**THE PROBLEM:** Copy every entry exactly as given, minus the images.

**RECORD EXCERPTS:**
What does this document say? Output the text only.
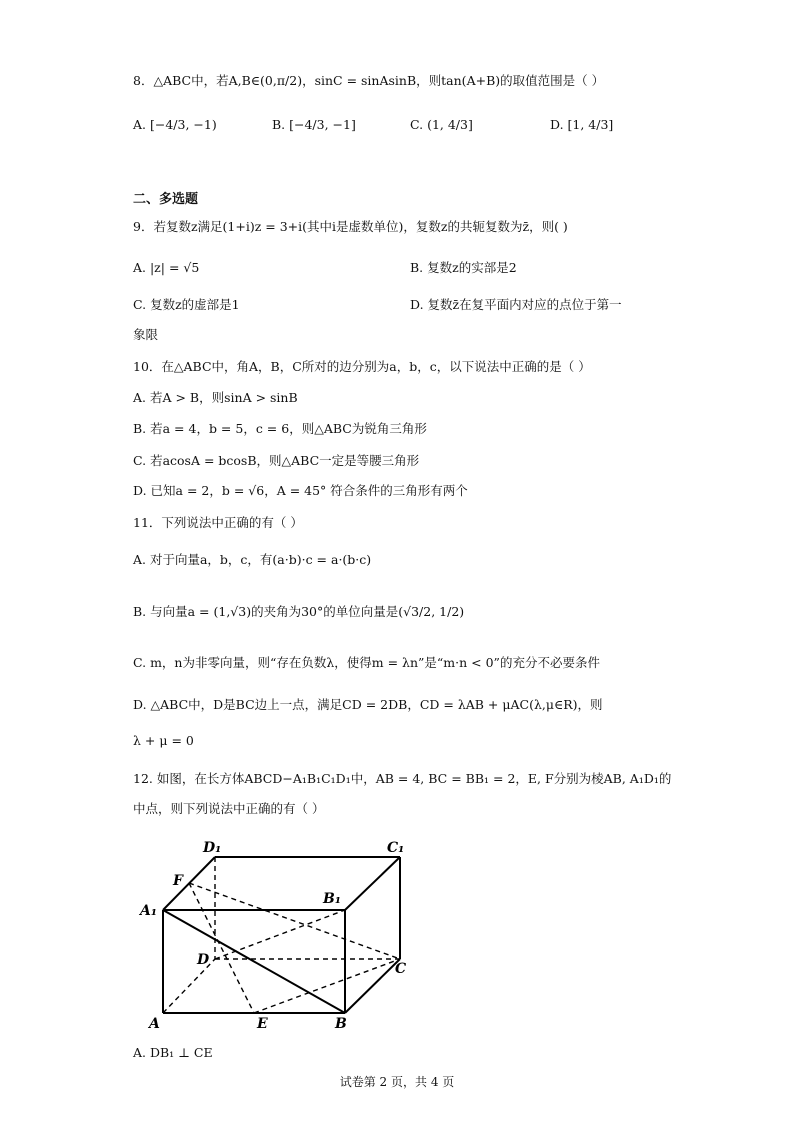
8．△ABC中，若A,B∈(0,π/2)，sinC = sinAsinB，则tan(A+B)的取值范围是（ ）
A. [−4/3, −1)	B. [−4/3, −1]	C. (1, 4/3]	D. [1, 4/3]
二、多选题
9．若复数z满足(1+i)z = 3+i(其中i是虚数单位)，复数z的共轭复数为z̄，则( )
A. |z| = √5	B. 复数z的实部是2
C. 复数z的虚部是1	D. 复数z̄在复平面内对应的点位于第一
象限
10．在△ABC中，角A，B，C所对的边分别为a，b，c，以下说法中正确的是（ ）
A. 若A > B，则sinA > sinB
B. 若a = 4，b = 5，c = 6，则△ABC为锐角三角形
C. 若acosA = bcosB，则△ABC一定是等腰三角形
D. 已知a = 2，b = √6，A = 45° 符合条件的三角形有两个
11．下列说法中正确的有（ ）
A. 对于向量a，b，c，有(a·b)·c = a·(b·c)
B. 与向量a = (1,√3)的夹角为30°的单位向量是(√3/2, 1/2)
C. m，n为非零向量，则“存在负数λ，使得m = λn”是“m·n < 0”的充分不必要条件
D. △ABC中，D是BC边上一点，满足CD = 2DB，CD = λAB + μAC(λ,μ∈R)，则
λ + μ = 0
12. 如图，在长方体ABCD−A₁B₁C₁D₁中，AB = 4, BC = BB₁ = 2，E, F分别为棱AB, A₁D₁的
中点，则下列说法中正确的有（ ）
D₁	C₁
F
B₁
A₁
D
C
A	E	B
A. DB₁ ⊥ CE
试卷第 2 页，共 4 页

**FINAL ANSWER:**
What does this document say? Output the text only.
8．△ABC中，若A,B∈(0,π/2)，sinC = sinAsinB，则tan(A+B)的取值范围是（ ）
A. [−4/3, −1)	B. [−4/3, −1]	C. (1, 4/3]	D. [1, 4/3]
二、多选题
9．若复数z满足(1+i)z = 3+i(其中i是虚数单位)，复数z的共轭复数为z̄，则( )
A. |z| = √5	B. 复数z的实部是2
C. 复数z的虚部是1	D. 复数z̄在复平面内对应的点位于第一
象限
10．在△ABC中，角A，B，C所对的边分别为a，b，c，以下说法中正确的是（ ）
A. 若A > B，则sinA > sinB
B. 若a = 4，b = 5，c = 6，则△ABC为锐角三角形
C. 若acosA = bcosB，则△ABC一定是等腰三角形
D. 已知a = 2，b = √6，A = 45° 符合条件的三角形有两个
11．下列说法中正确的有（ ）
A. 对于向量a，b，c，有(a·b)·c = a·(b·c)
B. 与向量a = (1,√3)的夹角为30°的单位向量是(√3/2, 1/2)
C. m，n为非零向量，则“存在负数λ，使得m = λn”是“m·n < 0”的充分不必要条件
D. △ABC中，D是BC边上一点，满足CD = 2DB，CD = λAB + μAC(λ,μ∈R)，则
λ + μ = 0
12. 如图，在长方体ABCD−A₁B₁C₁D₁中，AB = 4, BC = BB₁ = 2，E, F分别为棱AB, A₁D₁的
中点，则下列说法中正确的有（ ）
D₁	C₁
F
B₁
A₁
D
C
A	E	B
A. DB₁ ⊥ CE
试卷第 2 页，共 4 页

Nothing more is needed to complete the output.